#### EXERCISE INPUTS ####

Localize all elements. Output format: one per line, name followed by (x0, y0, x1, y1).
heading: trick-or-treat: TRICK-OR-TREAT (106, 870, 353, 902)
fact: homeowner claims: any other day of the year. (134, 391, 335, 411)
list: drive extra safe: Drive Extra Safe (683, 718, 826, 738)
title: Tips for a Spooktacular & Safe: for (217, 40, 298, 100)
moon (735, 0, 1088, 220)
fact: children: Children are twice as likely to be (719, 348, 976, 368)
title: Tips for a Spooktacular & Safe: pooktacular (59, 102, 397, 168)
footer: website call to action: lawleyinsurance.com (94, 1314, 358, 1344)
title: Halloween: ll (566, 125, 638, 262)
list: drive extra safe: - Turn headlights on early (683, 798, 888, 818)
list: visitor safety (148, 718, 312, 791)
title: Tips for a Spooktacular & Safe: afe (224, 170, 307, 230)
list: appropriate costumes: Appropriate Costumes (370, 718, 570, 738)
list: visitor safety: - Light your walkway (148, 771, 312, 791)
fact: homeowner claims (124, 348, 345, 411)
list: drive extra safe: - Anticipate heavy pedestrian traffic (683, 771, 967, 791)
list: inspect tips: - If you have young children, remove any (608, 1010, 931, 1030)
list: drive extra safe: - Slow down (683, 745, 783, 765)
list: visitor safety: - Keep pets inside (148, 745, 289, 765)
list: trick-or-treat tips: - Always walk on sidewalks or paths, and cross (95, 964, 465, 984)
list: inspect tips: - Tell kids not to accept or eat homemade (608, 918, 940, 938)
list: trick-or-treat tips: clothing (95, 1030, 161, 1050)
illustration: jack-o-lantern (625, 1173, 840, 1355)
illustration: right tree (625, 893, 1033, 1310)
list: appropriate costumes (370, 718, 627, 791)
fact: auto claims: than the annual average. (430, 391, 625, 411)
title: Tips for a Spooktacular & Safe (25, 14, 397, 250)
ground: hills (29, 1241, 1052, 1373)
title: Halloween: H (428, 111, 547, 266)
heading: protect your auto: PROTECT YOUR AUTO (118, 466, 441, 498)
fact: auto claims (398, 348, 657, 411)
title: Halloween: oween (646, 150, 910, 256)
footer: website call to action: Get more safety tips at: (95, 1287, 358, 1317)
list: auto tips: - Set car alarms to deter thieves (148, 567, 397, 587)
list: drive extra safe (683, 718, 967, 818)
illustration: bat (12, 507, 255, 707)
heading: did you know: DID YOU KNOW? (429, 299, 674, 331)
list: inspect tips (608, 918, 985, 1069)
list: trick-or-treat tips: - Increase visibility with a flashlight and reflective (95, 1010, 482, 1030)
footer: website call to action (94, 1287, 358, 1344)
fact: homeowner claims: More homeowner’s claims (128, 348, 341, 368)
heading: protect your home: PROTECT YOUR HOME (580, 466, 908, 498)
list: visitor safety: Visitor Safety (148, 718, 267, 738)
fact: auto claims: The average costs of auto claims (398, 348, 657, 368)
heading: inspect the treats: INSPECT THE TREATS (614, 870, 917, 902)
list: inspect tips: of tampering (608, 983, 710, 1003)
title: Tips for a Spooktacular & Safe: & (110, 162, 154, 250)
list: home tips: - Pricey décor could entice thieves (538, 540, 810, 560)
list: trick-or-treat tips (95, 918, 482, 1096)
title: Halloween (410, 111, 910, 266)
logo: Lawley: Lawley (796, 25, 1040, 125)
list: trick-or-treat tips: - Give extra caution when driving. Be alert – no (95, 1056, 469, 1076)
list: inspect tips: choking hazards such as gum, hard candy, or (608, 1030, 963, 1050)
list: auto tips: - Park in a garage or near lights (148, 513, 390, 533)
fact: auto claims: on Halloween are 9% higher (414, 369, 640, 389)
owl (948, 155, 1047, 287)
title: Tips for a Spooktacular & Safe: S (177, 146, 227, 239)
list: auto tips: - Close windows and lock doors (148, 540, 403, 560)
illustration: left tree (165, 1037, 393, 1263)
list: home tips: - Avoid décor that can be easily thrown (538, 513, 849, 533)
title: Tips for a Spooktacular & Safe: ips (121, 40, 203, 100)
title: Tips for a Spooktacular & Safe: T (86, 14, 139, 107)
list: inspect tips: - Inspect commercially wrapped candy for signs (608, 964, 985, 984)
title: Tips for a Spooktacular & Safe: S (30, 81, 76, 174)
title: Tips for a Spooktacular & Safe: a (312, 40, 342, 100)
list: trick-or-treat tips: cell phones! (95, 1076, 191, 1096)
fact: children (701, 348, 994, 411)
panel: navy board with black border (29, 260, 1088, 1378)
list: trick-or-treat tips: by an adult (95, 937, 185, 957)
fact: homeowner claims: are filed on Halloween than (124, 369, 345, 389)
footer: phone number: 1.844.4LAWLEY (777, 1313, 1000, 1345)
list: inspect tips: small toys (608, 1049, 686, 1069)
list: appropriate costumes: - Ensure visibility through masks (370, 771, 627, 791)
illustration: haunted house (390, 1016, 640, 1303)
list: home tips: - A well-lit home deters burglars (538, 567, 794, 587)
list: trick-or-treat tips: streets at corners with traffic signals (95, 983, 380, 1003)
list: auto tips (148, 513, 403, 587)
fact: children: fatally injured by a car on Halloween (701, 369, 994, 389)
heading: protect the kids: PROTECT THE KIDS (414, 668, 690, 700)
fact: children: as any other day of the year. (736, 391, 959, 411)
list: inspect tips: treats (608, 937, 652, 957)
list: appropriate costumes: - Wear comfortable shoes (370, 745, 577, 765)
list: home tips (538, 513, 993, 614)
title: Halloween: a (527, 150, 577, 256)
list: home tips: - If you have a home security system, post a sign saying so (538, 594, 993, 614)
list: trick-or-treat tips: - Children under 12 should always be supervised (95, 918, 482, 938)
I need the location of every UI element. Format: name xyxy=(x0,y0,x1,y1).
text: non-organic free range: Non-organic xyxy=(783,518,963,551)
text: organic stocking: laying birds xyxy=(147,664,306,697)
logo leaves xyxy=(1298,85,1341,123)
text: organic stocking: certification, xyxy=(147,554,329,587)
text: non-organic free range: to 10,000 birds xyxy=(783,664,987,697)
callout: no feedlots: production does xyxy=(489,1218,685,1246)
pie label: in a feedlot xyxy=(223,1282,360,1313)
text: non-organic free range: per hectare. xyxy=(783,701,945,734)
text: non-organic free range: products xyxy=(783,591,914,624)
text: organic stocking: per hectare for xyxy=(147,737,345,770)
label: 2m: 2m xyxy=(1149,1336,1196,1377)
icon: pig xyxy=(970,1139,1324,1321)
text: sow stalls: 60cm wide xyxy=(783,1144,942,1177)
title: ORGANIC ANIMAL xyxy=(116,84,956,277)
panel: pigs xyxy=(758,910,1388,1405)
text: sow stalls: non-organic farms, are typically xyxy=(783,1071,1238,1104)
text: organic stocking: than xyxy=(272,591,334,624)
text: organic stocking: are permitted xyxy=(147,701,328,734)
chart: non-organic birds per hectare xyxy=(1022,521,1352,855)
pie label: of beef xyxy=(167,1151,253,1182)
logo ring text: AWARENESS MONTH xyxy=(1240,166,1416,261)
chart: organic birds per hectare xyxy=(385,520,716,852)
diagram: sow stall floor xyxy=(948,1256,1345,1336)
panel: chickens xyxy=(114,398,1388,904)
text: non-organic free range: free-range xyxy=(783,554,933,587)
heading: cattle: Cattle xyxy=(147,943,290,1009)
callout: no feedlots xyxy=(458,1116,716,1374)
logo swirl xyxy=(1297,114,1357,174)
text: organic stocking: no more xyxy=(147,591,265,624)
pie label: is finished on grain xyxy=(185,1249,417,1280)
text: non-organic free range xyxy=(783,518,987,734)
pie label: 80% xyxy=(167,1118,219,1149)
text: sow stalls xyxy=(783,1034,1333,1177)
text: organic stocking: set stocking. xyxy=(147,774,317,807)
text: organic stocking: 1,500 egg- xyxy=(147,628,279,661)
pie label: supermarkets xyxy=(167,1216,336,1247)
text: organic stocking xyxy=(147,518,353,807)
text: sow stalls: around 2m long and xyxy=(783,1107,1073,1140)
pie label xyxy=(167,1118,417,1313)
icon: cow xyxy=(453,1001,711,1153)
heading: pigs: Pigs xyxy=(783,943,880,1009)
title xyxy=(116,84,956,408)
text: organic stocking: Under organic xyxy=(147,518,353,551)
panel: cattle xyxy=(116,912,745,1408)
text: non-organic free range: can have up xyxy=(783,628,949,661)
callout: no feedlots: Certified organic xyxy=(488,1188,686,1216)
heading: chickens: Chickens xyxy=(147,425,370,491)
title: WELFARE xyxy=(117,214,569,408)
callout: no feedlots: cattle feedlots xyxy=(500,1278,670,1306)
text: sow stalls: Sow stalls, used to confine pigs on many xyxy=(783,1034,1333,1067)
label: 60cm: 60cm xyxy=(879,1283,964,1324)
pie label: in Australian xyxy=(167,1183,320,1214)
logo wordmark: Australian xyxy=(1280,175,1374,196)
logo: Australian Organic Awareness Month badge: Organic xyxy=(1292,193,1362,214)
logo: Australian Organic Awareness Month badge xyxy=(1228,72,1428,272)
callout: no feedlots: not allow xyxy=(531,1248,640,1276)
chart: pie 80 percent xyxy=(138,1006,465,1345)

####

- _PROMPT_:
Turn the items above into a numbered list, starting at their first line and ending at the line that contains "fact: auto claims: than", and leave out any blank lines.

- _WRITTEN ANSWER_:
1. Localize all elements. Output format: one per line, name followed by (x0, y0, x1, y1).
2. heading: trick-or-treat: TRICK-OR-TREAT (106, 870, 353, 902)
3. fact: homeowner claims: any other day of the year. (134, 391, 335, 411)
4. list: drive extra safe: Drive Extra Safe (683, 718, 826, 738)
5. title: Tips for a Spooktacular & Safe: for (217, 40, 298, 100)
6. moon (735, 0, 1088, 220)
7. fact: children: Children are twice as likely to be (719, 348, 976, 368)
8. title: Tips for a Spooktacular & Safe: pooktacular (59, 102, 397, 168)
9. footer: website call to action: lawleyinsurance.com (94, 1314, 358, 1344)
10. title: Halloween: ll (566, 125, 638, 262)
11. list: drive extra safe: - Turn headlights on early (683, 798, 888, 818)
12. list: visitor safety (148, 718, 312, 791)
13. title: Tips for a Spooktacular & Safe: afe (224, 170, 307, 230)
14. list: appropriate costumes: Appropriate Costumes (370, 718, 570, 738)
15. list: visitor safety: - Light your walkway (148, 771, 312, 791)
16. fact: homeowner claims (124, 348, 345, 411)
17. list: drive extra safe: - Anticipate heavy pedestrian traffic (683, 771, 967, 791)
18. list: inspect tips: - If you have young children, remove any (608, 1010, 931, 1030)
19. list: drive extra safe: - Slow down (683, 745, 783, 765)
20. list: visitor safety: - Keep pets inside (148, 745, 289, 765)
21. list: trick-or-treat tips: - Always walk on sidewalks or paths, and cross (95, 964, 465, 984)
22. list: inspect tips: - Tell kids not to accept or eat homemade (608, 918, 940, 938)
23. list: trick-or-treat tips: clothing (95, 1030, 161, 1050)
24. illustration: jack-o-lantern (625, 1173, 840, 1355)
25. illustration: right tree (625, 893, 1033, 1310)
26. list: appropriate costumes (370, 718, 627, 791)
27. fact: auto claims: than the annual average. (430, 391, 625, 411)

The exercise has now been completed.